Extracts from a graphics dataset
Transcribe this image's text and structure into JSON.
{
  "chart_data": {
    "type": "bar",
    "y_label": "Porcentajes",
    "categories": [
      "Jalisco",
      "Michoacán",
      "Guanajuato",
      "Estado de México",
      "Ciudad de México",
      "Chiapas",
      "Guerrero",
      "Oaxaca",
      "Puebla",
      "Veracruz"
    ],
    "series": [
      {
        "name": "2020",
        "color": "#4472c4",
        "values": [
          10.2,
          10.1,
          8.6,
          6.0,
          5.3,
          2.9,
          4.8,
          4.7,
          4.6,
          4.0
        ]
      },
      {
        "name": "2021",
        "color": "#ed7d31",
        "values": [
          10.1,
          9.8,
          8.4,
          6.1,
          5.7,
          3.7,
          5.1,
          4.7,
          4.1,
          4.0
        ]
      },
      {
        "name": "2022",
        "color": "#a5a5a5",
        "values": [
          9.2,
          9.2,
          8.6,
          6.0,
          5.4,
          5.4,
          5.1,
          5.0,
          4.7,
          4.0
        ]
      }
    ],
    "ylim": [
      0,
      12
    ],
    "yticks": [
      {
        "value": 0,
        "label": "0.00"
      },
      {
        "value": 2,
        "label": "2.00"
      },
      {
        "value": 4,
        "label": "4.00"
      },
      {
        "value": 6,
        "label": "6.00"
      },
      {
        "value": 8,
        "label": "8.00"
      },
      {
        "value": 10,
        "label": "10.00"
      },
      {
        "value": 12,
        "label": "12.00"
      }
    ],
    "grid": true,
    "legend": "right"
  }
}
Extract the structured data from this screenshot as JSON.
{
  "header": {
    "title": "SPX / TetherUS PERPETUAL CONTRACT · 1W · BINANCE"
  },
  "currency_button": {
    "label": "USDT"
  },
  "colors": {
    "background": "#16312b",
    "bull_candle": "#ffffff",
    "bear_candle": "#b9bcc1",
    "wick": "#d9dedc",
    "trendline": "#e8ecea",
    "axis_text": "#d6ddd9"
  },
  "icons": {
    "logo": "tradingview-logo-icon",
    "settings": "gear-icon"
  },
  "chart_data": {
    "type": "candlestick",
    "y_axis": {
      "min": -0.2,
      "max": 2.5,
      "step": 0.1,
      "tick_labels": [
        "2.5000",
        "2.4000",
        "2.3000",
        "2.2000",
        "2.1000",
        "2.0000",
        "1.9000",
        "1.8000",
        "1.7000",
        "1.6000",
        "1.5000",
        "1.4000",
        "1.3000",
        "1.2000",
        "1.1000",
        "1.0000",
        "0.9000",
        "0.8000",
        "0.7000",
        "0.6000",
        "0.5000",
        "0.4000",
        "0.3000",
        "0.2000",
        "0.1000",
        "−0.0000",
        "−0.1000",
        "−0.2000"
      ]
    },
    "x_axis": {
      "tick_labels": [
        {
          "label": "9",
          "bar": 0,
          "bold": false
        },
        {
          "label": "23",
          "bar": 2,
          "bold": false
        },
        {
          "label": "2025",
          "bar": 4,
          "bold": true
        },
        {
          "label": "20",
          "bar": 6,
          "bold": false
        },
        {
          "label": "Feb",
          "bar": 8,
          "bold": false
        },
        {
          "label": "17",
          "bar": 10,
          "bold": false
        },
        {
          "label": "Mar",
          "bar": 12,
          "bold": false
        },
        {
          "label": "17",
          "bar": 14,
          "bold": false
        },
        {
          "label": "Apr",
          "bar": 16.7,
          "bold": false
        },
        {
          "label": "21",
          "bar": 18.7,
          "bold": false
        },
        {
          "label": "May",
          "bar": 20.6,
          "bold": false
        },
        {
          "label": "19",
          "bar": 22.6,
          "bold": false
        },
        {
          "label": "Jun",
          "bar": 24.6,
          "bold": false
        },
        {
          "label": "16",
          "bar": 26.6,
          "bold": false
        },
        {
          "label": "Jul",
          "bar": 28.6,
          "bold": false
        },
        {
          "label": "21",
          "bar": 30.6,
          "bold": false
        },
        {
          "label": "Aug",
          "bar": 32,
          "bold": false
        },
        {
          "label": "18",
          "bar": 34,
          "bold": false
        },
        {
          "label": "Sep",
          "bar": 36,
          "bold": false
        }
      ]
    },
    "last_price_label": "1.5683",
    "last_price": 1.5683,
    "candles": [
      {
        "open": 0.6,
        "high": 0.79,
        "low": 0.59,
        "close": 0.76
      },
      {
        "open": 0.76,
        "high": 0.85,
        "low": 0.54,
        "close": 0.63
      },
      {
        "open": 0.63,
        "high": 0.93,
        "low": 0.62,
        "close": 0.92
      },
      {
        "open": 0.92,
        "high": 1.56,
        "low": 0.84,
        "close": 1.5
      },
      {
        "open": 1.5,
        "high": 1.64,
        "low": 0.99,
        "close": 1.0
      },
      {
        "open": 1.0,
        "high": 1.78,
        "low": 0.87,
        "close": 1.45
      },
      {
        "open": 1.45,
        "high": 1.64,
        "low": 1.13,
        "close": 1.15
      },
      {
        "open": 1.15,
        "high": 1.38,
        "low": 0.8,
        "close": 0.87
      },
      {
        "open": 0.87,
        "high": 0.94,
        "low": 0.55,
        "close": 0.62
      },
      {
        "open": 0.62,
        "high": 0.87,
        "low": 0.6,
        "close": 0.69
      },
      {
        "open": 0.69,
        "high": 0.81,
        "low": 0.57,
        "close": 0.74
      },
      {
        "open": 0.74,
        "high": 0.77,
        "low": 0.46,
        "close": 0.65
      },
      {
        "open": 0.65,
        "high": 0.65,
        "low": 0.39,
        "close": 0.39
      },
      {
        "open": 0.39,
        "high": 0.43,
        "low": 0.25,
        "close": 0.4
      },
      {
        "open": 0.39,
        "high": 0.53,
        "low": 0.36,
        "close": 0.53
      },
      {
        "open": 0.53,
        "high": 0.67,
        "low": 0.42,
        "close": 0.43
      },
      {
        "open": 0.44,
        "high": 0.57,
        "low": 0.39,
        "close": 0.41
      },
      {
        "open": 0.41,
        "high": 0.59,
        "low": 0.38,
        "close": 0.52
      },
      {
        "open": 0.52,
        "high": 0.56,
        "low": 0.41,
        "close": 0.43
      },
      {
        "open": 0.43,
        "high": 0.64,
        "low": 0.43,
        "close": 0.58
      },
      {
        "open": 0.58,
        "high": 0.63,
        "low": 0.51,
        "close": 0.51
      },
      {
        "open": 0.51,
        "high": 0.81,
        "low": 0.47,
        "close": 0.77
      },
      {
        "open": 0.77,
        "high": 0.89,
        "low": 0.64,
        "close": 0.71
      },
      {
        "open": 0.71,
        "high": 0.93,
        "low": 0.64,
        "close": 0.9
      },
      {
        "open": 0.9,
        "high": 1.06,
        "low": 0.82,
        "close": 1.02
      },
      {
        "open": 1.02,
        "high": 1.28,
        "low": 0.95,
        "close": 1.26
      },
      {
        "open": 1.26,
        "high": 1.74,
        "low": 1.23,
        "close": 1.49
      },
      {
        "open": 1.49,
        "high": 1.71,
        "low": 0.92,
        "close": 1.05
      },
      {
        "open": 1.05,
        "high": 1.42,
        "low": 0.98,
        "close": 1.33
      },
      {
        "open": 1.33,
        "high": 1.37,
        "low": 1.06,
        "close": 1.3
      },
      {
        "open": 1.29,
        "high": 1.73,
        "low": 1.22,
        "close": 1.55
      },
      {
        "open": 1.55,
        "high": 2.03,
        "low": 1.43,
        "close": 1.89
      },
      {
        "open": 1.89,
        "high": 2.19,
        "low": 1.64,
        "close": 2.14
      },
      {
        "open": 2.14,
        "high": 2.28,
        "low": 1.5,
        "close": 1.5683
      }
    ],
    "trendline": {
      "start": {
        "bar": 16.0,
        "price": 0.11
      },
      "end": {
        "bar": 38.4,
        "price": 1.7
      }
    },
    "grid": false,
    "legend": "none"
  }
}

→ Request
Return every line holding the word "JSON" from the records.

→ Problem solution
Transcribe this image's text and structure into JSON.
Extract the structured data from this screenshot as JSON.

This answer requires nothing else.